Exclude the pictures and reproduce the remaining data exactly as written.

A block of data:
BEGIN

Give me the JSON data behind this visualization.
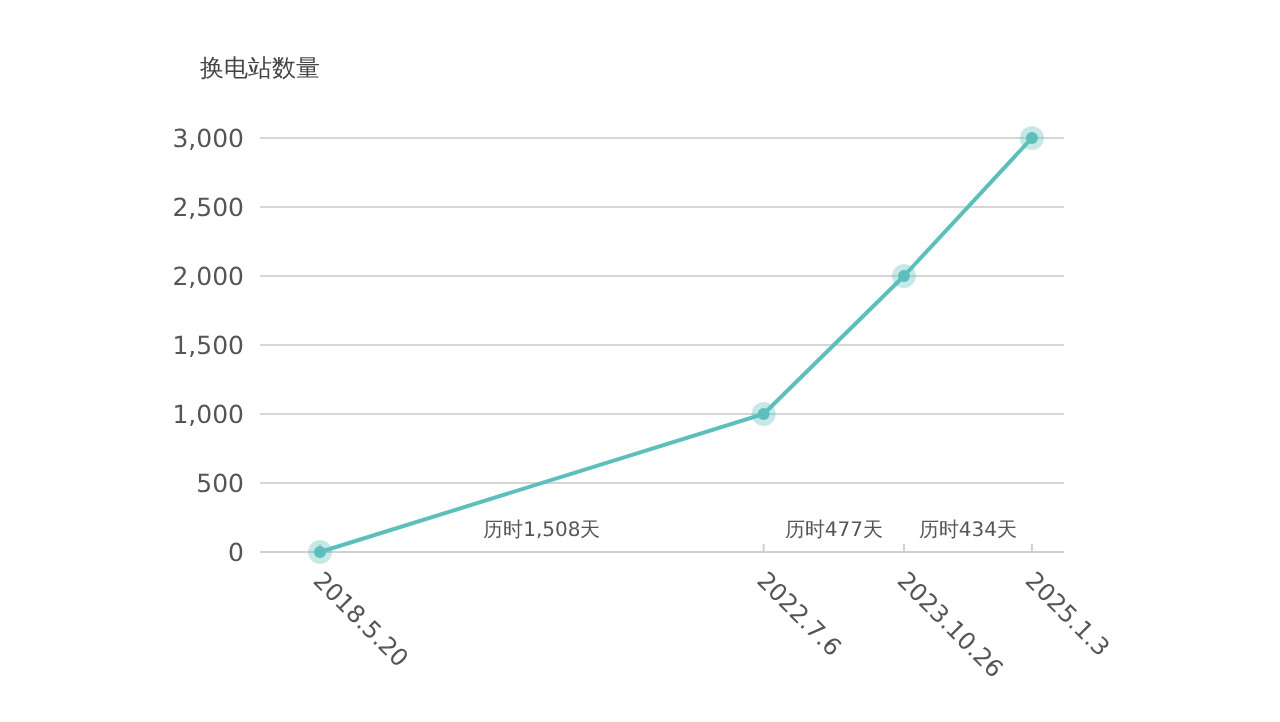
{
  "chart_data": {
    "type": "line",
    "ylabel": "换电站数量",
    "x": [
      "2018-05-20",
      "2022-07-06",
      "2023-10-26",
      "2025-01-03"
    ],
    "series": [
      {
        "color": "#5cbfbb",
        "values": [
          0,
          1000,
          2000,
          3000
        ]
      }
    ],
    "marker": "circle",
    "grid": "y",
    "xlim": [
      "2017-10-28",
      "2025-04-22"
    ],
    "xticks": [
      {
        "value": "2018-05-20",
        "label": "2018.5.20"
      },
      {
        "value": "2022-07-06",
        "label": "2022.7.6"
      },
      {
        "value": "2023-10-26",
        "label": "2023.10.26"
      },
      {
        "value": "2025-01-03",
        "label": "2025.1.3"
      }
    ],
    "ylim": [
      0,
      3000
    ],
    "yticks": [
      0,
      500,
      {
        "value": 1000,
        "label": "1,000"
      },
      {
        "value": 1500,
        "label": "1,500"
      },
      {
        "value": 2000,
        "label": "2,000"
      },
      {
        "value": 2500,
        "label": "2,500"
      },
      {
        "value": 3000,
        "label": "3,000"
      }
    ],
    "annotations": [
      "历时1,508天",
      "历时477天",
      "历时434天"
    ]
  }
}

END

Output of the task ::
Give me the JSON data behind this visualization.
{
  "chart_data": {
    "type": "line",
    "ylabel": "换电站数量",
    "x": [
      "2018-05-20",
      "2022-07-06",
      "2023-10-26",
      "2025-01-03"
    ],
    "series": [
      {
        "color": "#5cbfbb",
        "values": [
          0,
          1000,
          2000,
          3000
        ]
      }
    ],
    "marker": "circle",
    "grid": "y",
    "xlim": [
      "2017-10-28",
      "2025-04-22"
    ],
    "xticks": [
      {
        "value": "2018-05-20",
        "label": "2018.5.20"
      },
      {
        "value": "2022-07-06",
        "label": "2022.7.6"
      },
      {
        "value": "2023-10-26",
        "label": "2023.10.26"
      },
      {
        "value": "2025-01-03",
        "label": "2025.1.3"
      }
    ],
    "ylim": [
      0,
      3000
    ],
    "yticks": [
      0,
      500,
      {
        "value": 1000,
        "label": "1,000"
      },
      {
        "value": 1500,
        "label": "1,500"
      },
      {
        "value": 2000,
        "label": "2,000"
      },
      {
        "value": 2500,
        "label": "2,500"
      },
      {
        "value": 3000,
        "label": "3,000"
      }
    ],
    "annotations": [
      "历时1,508天",
      "历时477天",
      "历时434天"
    ]
  }
}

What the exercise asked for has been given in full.